**** Items

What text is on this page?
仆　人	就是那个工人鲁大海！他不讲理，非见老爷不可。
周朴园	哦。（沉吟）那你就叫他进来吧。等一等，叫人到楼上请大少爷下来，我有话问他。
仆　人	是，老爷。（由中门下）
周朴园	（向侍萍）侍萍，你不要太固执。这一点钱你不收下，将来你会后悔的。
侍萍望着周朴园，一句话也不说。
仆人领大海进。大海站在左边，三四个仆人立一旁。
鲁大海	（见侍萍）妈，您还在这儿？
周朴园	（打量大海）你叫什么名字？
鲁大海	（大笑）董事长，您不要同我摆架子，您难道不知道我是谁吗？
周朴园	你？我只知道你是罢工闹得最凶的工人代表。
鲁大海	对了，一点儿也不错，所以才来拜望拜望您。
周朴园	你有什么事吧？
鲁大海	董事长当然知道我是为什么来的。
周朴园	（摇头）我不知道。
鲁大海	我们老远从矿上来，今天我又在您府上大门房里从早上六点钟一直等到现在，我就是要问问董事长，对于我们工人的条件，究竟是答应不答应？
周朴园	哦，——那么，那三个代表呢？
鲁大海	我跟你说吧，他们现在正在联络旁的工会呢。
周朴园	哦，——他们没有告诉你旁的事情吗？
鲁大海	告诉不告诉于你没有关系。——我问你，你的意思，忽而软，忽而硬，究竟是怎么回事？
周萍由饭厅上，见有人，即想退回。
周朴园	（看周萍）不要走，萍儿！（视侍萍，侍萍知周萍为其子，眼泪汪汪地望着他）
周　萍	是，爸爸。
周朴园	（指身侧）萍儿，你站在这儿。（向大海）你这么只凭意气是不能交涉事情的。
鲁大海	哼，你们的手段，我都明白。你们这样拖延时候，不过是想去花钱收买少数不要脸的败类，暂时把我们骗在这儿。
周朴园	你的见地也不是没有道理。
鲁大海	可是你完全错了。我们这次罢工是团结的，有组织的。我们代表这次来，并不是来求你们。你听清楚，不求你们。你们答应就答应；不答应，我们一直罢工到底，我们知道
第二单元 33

********

- What needs to be done
Copy out all the entries shown above, character for character.

- Expected answer
What text is on this page?
仆　人	就是那个工人鲁大海！他不讲理，非见老爷不可。
周朴园	哦。（沉吟）那你就叫他进来吧。等一等，叫人到楼上请大少爷下来，我有话问他。
仆　人	是，老爷。（由中门下）
周朴园	（向侍萍）侍萍，你不要太固执。这一点钱你不收下，将来你会后悔的。
侍萍望着周朴园，一句话也不说。
仆人领大海进。大海站在左边，三四个仆人立一旁。
鲁大海	（见侍萍）妈，您还在这儿？
周朴园	（打量大海）你叫什么名字？
鲁大海	（大笑）董事长，您不要同我摆架子，您难道不知道我是谁吗？
周朴园	你？我只知道你是罢工闹得最凶的工人代表。
鲁大海	对了，一点儿也不错，所以才来拜望拜望您。
周朴园	你有什么事吧？
鲁大海	董事长当然知道我是为什么来的。
周朴园	（摇头）我不知道。
鲁大海	我们老远从矿上来，今天我又在您府上大门房里从早上六点钟一直等到现在，我就是要问问董事长，对于我们工人的条件，究竟是答应不答应？
周朴园	哦，——那么，那三个代表呢？
鲁大海	我跟你说吧，他们现在正在联络旁的工会呢。
周朴园	哦，——他们没有告诉你旁的事情吗？
鲁大海	告诉不告诉于你没有关系。——我问你，你的意思，忽而软，忽而硬，究竟是怎么回事？
周萍由饭厅上，见有人，即想退回。
周朴园	（看周萍）不要走，萍儿！（视侍萍，侍萍知周萍为其子，眼泪汪汪地望着他）
周　萍	是，爸爸。
周朴园	（指身侧）萍儿，你站在这儿。（向大海）你这么只凭意气是不能交涉事情的。
鲁大海	哼，你们的手段，我都明白。你们这样拖延时候，不过是想去花钱收买少数不要脸的败类，暂时把我们骗在这儿。
周朴园	你的见地也不是没有道理。
鲁大海	可是你完全错了。我们这次罢工是团结的，有组织的。我们代表这次来，并不是来求你们。你听清楚，不求你们。你们答应就答应；不答应，我们一直罢工到底，我们知道
第二单元 33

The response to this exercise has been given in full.